# START OF DATA SUPPLIED

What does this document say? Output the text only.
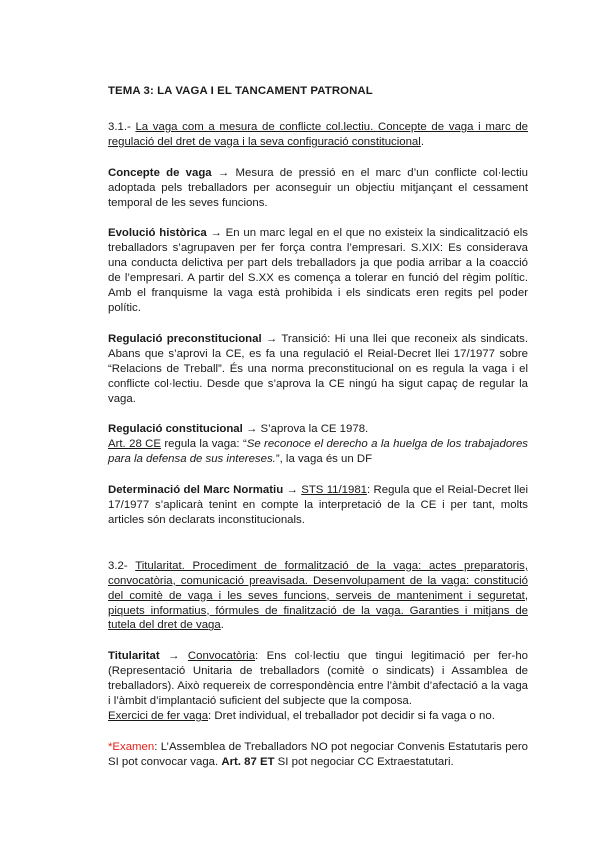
TEMA 3: LA VAGA I EL TANCAMENT PATRONAL

3.1.- La vaga com a mesura de conflicte col.lectiu. Concepte de vaga i marc de regulació del dret de vaga i la seva configuració constitucional.

Concepte de vaga → Mesura de pressió en el marc d’un conflicte col·lectiu adoptada pels treballadors per aconseguir un objectiu mitjançant el cessament temporal de les seves funcions.

Evolució històrica → En un marc legal en el que no existeix la sindicalització els treballadors s’agrupaven per fer força contra l’empresari. S.XIX: Es considerava una conducta delictiva per part dels treballadors ja que podia arribar a la coacció de l’empresari. A partir del S.XX es comença a tolerar en funció del règim polític. Amb el franquisme la vaga està prohibida i els sindicats eren regits pel poder polític.

Regulació preconstitucional → Transició: Hi una llei que reconeix als sindicats. Abans que s’aprovi la CE, es fa una regulació el Reial-Decret llei 17/1977 sobre “Relacions de Treball”. És una norma preconstitucional on es regula la vaga i el conflicte col·lectiu. Desde que s’aprova la CE ningú ha sigut capaç de regular la vaga.

Regulació constitucional → S’aprova la CE 1978.

Art. 28 CE regula la vaga: “Se reconoce el derecho a la huelga de los trabajadores para la defensa de sus intereses.”, la vaga és un DF

Determinació del Marc Normatiu → STS 11/1981: Regula que el Reial-Decret llei 17/1977 s’aplicarà tenint en compte la interpretació de la CE i per tant, molts articles són declarats inconstitucionals.

3.2- Titularitat. Procediment de formalització de la vaga: actes preparatoris, convocatòria, comunicació preavisada. Desenvolupament de la vaga: constitució del comitè de vaga i les seves funcions, serveis de manteniment i seguretat, piquets informatius, fórmules de finalització de la vaga. Garanties i mitjans de tutela del dret de vaga.

Titularitat → Convocatòria: Ens col·lectiu que tingui legitimació per fer-ho (Representació Unitaria de treballadors (comitè o sindicats) i Assamblea de treballadors). Això requereix de correspondència entre l’àmbit d’afectació a la vaga i l’àmbit d’implantació suficient del subjecte que la composa.

Exercici de fer vaga: Dret individual, el treballador pot decidir si fa vaga o no.

*Examen: L’Assemblea de Treballadors NO pot negociar Convenis Estatutaris pero SI pot convocar vaga. Art. 87 ET SI pot negociar CC Extraestatutari.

# END OF DATA SUPPLIED

» REQUIREMENTS
Make an exact copy of the whole listing, but don't bring over any pictures.

» ANSWER
What does this document say? Output the text only.
TEMA 3: LA VAGA I EL TANCAMENT PATRONAL

3.1.- La vaga com a mesura de conflicte col.lectiu. Concepte de vaga i marc de regulació del dret de vaga i la seva configuració constitucional.

Concepte de vaga → Mesura de pressió en el marc d’un conflicte col·lectiu adoptada pels treballadors per aconseguir un objectiu mitjançant el cessament temporal de les seves funcions.

Evolució històrica → En un marc legal en el que no existeix la sindicalització els treballadors s’agrupaven per fer força contra l’empresari. S.XIX: Es considerava una conducta delictiva per part dels treballadors ja que podia arribar a la coacció de l’empresari. A partir del S.XX es comença a tolerar en funció del règim polític. Amb el franquisme la vaga està prohibida i els sindicats eren regits pel poder polític.

Regulació preconstitucional → Transició: Hi una llei que reconeix als sindicats. Abans que s’aprovi la CE, es fa una regulació el Reial-Decret llei 17/1977 sobre “Relacions de Treball”. És una norma preconstitucional on es regula la vaga i el conflicte col·lectiu. Desde que s’aprova la CE ningú ha sigut capaç de regular la vaga.

Regulació constitucional → S’aprova la CE 1978.

Art. 28 CE regula la vaga: “Se reconoce el derecho a la huelga de los trabajadores para la defensa de sus intereses.”, la vaga és un DF

Determinació del Marc Normatiu → STS 11/1981: Regula que el Reial-Decret llei 17/1977 s’aplicarà tenint en compte la interpretació de la CE i per tant, molts articles són declarats inconstitucionals.

3.2- Titularitat. Procediment de formalització de la vaga: actes preparatoris, convocatòria, comunicació preavisada. Desenvolupament de la vaga: constitució del comitè de vaga i les seves funcions, serveis de manteniment i seguretat, piquets informatius, fórmules de finalització de la vaga. Garanties i mitjans de tutela del dret de vaga.

Titularitat → Convocatòria: Ens col·lectiu que tingui legitimació per fer-ho (Representació Unitaria de treballadors (comitè o sindicats) i Assamblea de treballadors). Això requereix de correspondència entre l’àmbit d’afectació a la vaga i l’àmbit d’implantació suficient del subjecte que la composa.

Exercici de fer vaga: Dret individual, el treballador pot decidir si fa vaga o no.

*Examen: L’Assemblea de Treballadors NO pot negociar Convenis Estatutaris pero SI pot convocar vaga. Art. 87 ET SI pot negociar CC Extraestatutari.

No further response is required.